How the Surf Loch wave pool works


Wave pool OG scientist Tom Lochtefeld finally saw his design come to light in 2020. After years of test tanks and sketches, the inventor of the FlowRider pumped out waves at an abandoned water park in the desert. SurfLoch’s technology uses pneumatic systems within big caissons (a watertight concrete or metal chamber) that push out air to displace water and create a wave. When wave programmers fire the chambers in a specific sequence, any number of wave types can be created. The test pool at Palm Springs Surf Club has six to eight of these chambers, a full-size SurfLoch design can go up to 24 chambers.

Wave sizes range from 2-to-6-feet with the ability to go bigger in the right setting. Waves can be created to break right, left or as a central peak producing both a right and a left. The length of the ride depends on the size of the pool and the number of swell-producing chambers. The Palm Springs test pool offers six-second rides but the full-scale pool will offer 16-second rides. The system is controlled by software designed by industry heavyweight Siemens. Tom’s technology is benefitting greatly under the knob-twirling of Cheyne Magnusson who created many of BSR Surf Resort’s branded wave settings. Surf Loch currently has projects ongoing in Spain, Australia, The USA and beyond.

+---+

Reproduce the Surf Loch text starting with "How the Surf" and going on through "to 24 chambers.", swapping each occurrence of "chambers" for "compartments".

+---+

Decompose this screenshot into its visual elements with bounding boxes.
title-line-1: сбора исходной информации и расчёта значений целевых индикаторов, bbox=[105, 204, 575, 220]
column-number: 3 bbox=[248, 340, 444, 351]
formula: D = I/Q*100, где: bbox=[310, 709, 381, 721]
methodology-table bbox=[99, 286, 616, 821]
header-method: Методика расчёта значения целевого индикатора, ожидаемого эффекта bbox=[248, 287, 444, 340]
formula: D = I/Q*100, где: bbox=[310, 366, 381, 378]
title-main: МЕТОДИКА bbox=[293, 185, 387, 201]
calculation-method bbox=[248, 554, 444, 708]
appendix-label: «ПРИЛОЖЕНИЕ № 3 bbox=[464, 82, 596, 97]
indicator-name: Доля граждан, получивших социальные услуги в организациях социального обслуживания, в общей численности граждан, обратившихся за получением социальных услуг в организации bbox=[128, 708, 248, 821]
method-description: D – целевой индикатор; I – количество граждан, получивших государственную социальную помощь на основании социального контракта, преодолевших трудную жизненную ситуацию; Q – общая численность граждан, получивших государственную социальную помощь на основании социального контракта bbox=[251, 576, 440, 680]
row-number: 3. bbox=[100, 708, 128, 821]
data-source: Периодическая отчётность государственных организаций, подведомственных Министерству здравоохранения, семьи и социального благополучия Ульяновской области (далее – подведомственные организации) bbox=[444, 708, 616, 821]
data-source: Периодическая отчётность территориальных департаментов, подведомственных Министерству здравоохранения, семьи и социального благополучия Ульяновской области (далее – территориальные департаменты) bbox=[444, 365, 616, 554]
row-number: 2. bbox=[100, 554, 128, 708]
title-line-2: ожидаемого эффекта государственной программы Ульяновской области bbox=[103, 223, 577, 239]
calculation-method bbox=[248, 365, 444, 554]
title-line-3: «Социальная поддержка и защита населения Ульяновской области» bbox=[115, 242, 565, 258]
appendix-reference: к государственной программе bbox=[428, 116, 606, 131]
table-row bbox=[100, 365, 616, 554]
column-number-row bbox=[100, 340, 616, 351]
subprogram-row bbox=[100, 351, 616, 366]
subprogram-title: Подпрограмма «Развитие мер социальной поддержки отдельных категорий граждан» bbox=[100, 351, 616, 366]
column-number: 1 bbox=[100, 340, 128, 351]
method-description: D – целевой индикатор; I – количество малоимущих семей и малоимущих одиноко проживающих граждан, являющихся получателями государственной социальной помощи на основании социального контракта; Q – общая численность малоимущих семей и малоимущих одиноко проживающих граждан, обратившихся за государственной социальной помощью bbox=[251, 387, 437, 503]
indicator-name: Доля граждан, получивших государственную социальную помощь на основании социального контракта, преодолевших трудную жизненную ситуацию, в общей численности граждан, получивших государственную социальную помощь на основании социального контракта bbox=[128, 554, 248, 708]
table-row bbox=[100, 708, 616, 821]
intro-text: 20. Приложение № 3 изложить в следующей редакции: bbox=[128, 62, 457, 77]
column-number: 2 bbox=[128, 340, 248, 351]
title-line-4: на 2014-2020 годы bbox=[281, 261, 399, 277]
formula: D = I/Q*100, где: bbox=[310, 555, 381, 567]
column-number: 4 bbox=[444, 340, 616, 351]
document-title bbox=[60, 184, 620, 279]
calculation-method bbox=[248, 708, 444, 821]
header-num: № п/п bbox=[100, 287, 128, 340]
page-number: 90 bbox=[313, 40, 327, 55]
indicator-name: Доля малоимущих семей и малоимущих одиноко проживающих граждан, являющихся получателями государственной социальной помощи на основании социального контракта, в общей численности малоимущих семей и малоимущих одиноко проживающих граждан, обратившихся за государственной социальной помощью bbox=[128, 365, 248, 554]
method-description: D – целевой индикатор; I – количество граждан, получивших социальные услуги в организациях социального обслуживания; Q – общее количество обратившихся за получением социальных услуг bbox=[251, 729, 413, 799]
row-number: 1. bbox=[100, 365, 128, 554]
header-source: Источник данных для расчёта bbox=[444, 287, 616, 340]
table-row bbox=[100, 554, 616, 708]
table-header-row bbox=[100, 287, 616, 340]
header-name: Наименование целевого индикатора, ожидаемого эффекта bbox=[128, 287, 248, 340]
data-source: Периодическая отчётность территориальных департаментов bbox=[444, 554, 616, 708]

+---+

◆ FINISHED TASK
How the Surf Loch wave pool works


Wave pool OG scientist Tom Lochtefeld finally saw his design come to light in 2020. After years of test tanks and sketches, the inventor of the FlowRider pumped out waves at an abandoned water park in the desert. SurfLoch’s technology uses pneumatic systems within big caissons (a watertight concrete or metal chamber) that push out air to displace water and create a wave. When wave programmers fire the compartments in a specific sequence, any number of wave types can be created. The test pool at Palm Springs Surf Club has six to eight of these compartments, a full-size SurfLoch design can go up to 24 compartments.